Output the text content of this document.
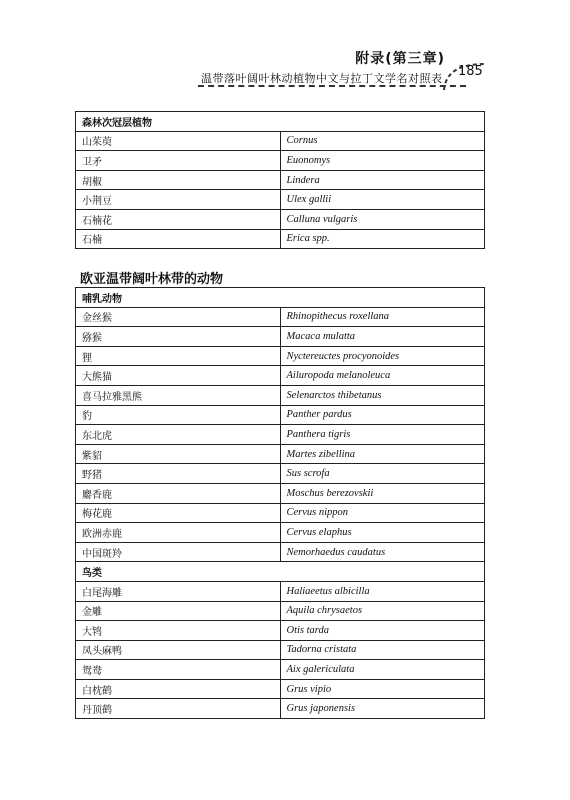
附录(第三章)
温带落叶阔叶林动植物中文与拉丁文学名对照表 185
森林次冠层植物	
山茱萸	Cornus
卫矛	Euonomys
胡椒	Lindera
小荆豆	Ulex gallii
石楠花	Calluna vulgaris
石楠	Erica spp.
欧亚温带阔叶林带的动物
哺乳动物	
金丝猴	Rhinopithecus roxellana
猕猴	Macaca mulatta
狸	Nyctereuctes procyonoides
大熊猫	Ailuropoda melanoleuca
喜马拉雅黑熊	Selenarctos thibetanus
豹	Panther pardus
东北虎	Panthera tigris
紫貂	Martes zibellina
野猪	Sus scrofa
麝香鹿	Moschus berezovskii
梅花鹿	Cervus nippon
欧洲赤鹿	Cervus elaphus
中国斑羚	Nemorhaedus caudatus
鸟类	
白尾海雕	Haliaeetus albicilla
金雕	Aquila chrysaetos
大鸨	Otis tarda
凤头麻鸭	Tadorna cristata
鸳鸯	Aix galericulata
白枕鹤	Grus vipio
丹顶鹤	Grus japonensis
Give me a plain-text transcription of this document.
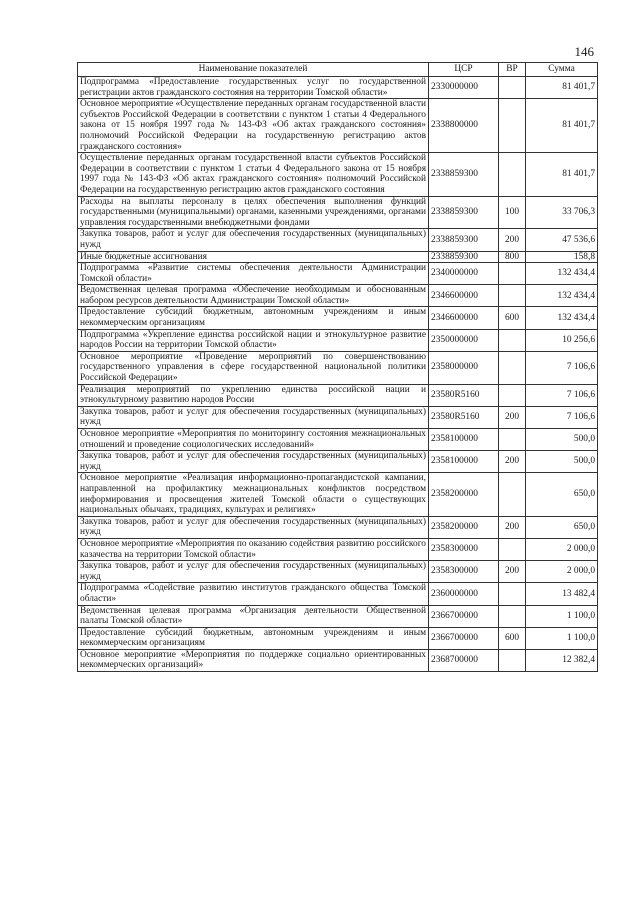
146
Наименование показателей	ЦСР	ВР	Сумма
Подпрограмма «Предоставление государственных услуг по государственной регистрации актов гражданского состояния на территории Томской области»	2330000000		81 401,7
Основное мероприятие «Осуществление переданных органам государственной власти субъектов Российской Федерации в соответствии с пунктом 1 статьи 4 Федерального закона от 15 ноября 1997 года № 143-ФЗ «Об актах гражданского состояния» полномочий Российской Федерации на государственную регистрацию актов гражданского состояния»	2338800000		81 401,7
Осуществление переданных органам государственной власти субъектов Российской Федерации в соответствии с пунктом 1 статьи 4 Федерального закона от 15 ноября 1997 года № 143-ФЗ «Об актах гражданского состояния» полномочий Российской Федерации на государственную регистрацию актов гражданского состояния	2338859300		81 401,7
Расходы на выплаты персоналу в целях обеспечения выполнения функций государственными (муниципальными) органами, казенными учреждениями, органами управления государственными внебюджетными фондами	2338859300	100	33 706,3
Закупка товаров, работ и услуг для обеспечения государственных (муниципальных) нужд	2338859300	200	47 536,6
Иные бюджетные ассигнования	2338859300	800	158,8
Подпрограмма «Развитие системы обеспечения деятельности Администрации Томской области»	2340000000		132 434,4
Ведомственная целевая программа «Обеспечение необходимым и обоснованным набором ресурсов деятельности Администрации Томской области»	2346600000		132 434,4
Предоставление субсидий бюджетным, автономным учреждениям и иным некоммерческим организациям	2346600000	600	132 434,4
Подпрограмма «Укрепление единства российской нации и этнокультурное развитие народов России на территории Томской области»	2350000000		10 256,6
Основное мероприятие «Проведение мероприятий по совершенствованию государственного управления в сфере государственной национальной политики Российской Федерации»	2358000000		7 106,6
Реализация мероприятий по укреплению единства российской нации и этнокультурному развитию народов России	23580R5160		7 106,6
Закупка товаров, работ и услуг для обеспечения государственных (муниципальных) нужд	23580R5160	200	7 106,6
Основное мероприятие «Мероприятия по мониторингу состояния межнациональных отношений и проведение социологических исследований»	2358100000		500,0
Закупка товаров, работ и услуг для обеспечения государственных (муниципальных) нужд	2358100000	200	500,0
Основное мероприятие «Реализация информационно-пропагандистской кампании, направленной на профилактику межнациональных конфликтов посредством информирования и просвещения жителей Томской области о существующих национальных обычаях, традициях, культурах и религиях»	2358200000		650,0
Закупка товаров, работ и услуг для обеспечения государственных (муниципальных) нужд	2358200000	200	650,0
Основное мероприятие «Мероприятия по оказанию содействия развитию российского казачества на территории Томской области»	2358300000		2 000,0
Закупка товаров, работ и услуг для обеспечения государственных (муниципальных) нужд	2358300000	200	2 000,0
Подпрограмма «Содействие развитию институтов гражданского общества Томской области»	2360000000		13 482,4
Ведомственная целевая программа «Организация деятельности Общественной палаты Томской области»	2366700000		1 100,0
Предоставление субсидий бюджетным, автономным учреждениям и иным некоммерческим организациям	2366700000	600	1 100,0
Основное мероприятие «Мероприятия по поддержке социально ориентированных некоммерческих организаций»	2368700000		12 382,4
────
**Exercise description**
Reproduce each entry verbatim, excluding any embedded images.

**Result for this exercise**
Output the text content of this document.
附录(第三章)
温带落叶阔叶林动植物中文与拉丁文学名对照表 185
森林次冠层植物	
山茱萸	Cornus
卫矛	Euonomys
胡椒	Lindera
小荆豆	Ulex gallii
石楠花	Calluna vulgaris
石楠	Erica spp.
欧亚温带阔叶林带的动物
哺乳动物	
金丝猴	Rhinopithecus roxellana
猕猴	Macaca mulatta
狸	Nyctereuctes procyonoides
大熊猫	Ailuropoda melanoleuca
喜马拉雅黑熊	Selenarctos thibetanus
豹	Panther pardus
东北虎	Panthera tigris
紫貂	Martes zibellina
野猪	Sus scrofa
麝香鹿	Moschus berezovskii
梅花鹿	Cervus nippon
欧洲赤鹿	Cervus elaphus
中国斑羚	Nemorhaedus caudatus
鸟类	
白尾海雕	Haliaeetus albicilla
金雕	Aquila chrysaetos
大鸨	Otis tarda
凤头麻鸭	Tadorna cristata
鸳鸯	Aix galericulata
白枕鹤	Grus vipio
丹顶鹤	Grus japonensis
Give me a plain-text transcription of this document.
146
Наименование показателей	ЦСР	ВР	Сумма
Подпрограмма «Предоставление государственных услуг по государственной регистрации актов гражданского состояния на территории Томской области»	2330000000		81 401,7
Основное мероприятие «Осуществление переданных органам государственной власти субъектов Российской Федерации в соответствии с пунктом 1 статьи 4 Федерального закона от 15 ноября 1997 года № 143-ФЗ «Об актах гражданского состояния» полномочий Российской Федерации на государственную регистрацию актов гражданского состояния»	2338800000		81 401,7
Осуществление переданных органам государственной власти субъектов Российской Федерации в соответствии с пунктом 1 статьи 4 Федерального закона от 15 ноября 1997 года № 143-ФЗ «Об актах гражданского состояния» полномочий Российской Федерации на государственную регистрацию актов гражданского состояния	2338859300		81 401,7
Расходы на выплаты персоналу в целях обеспечения выполнения функций государственными (муниципальными) органами, казенными учреждениями, органами управления государственными внебюджетными фондами	2338859300	100	33 706,3
Закупка товаров, работ и услуг для обеспечения государственных (муниципальных) нужд	2338859300	200	47 536,6
Иные бюджетные ассигнования	2338859300	800	158,8
Подпрограмма «Развитие системы обеспечения деятельности Администрации Томской области»	2340000000		132 434,4
Ведомственная целевая программа «Обеспечение необходимым и обоснованным набором ресурсов деятельности Администрации Томской области»	2346600000		132 434,4
Предоставление субсидий бюджетным, автономным учреждениям и иным некоммерческим организациям	2346600000	600	132 434,4
Подпрограмма «Укрепление единства российской нации и этнокультурное развитие народов России на территории Томской области»	2350000000		10 256,6
Основное мероприятие «Проведение мероприятий по совершенствованию государственного управления в сфере государственной национальной политики Российской Федерации»	2358000000		7 106,6
Реализация мероприятий по укреплению единства российской нации и этнокультурному развитию народов России	23580R5160		7 106,6
Закупка товаров, работ и услуг для обеспечения государственных (муниципальных) нужд	23580R5160	200	7 106,6
Основное мероприятие «Мероприятия по мониторингу состояния межнациональных отношений и проведение социологических исследований»	2358100000		500,0
Закупка товаров, работ и услуг для обеспечения государственных (муниципальных) нужд	2358100000	200	500,0
Основное мероприятие «Реализация информационно-пропагандистской кампании, направленной на профилактику межнациональных конфликтов посредством информирования и просвещения жителей Томской области о существующих национальных обычаях, традициях, культурах и религиях»	2358200000		650,0
Закупка товаров, работ и услуг для обеспечения государственных (муниципальных) нужд	2358200000	200	650,0
Основное мероприятие «Мероприятия по оказанию содействия развитию российского казачества на территории Томской области»	2358300000		2 000,0
Закупка товаров, работ и услуг для обеспечения государственных (муниципальных) нужд	2358300000	200	2 000,0
Подпрограмма «Содействие развитию институтов гражданского общества Томской области»	2360000000		13 482,4
Ведомственная целевая программа «Организация деятельности Общественной палаты Томской области»	2366700000		1 100,0
Предоставление субсидий бюджетным, автономным учреждениям и иным некоммерческим организациям	2366700000	600	1 100,0
Основное мероприятие «Мероприятия по поддержке социально ориентированных некоммерческих организаций»	2368700000		12 382,4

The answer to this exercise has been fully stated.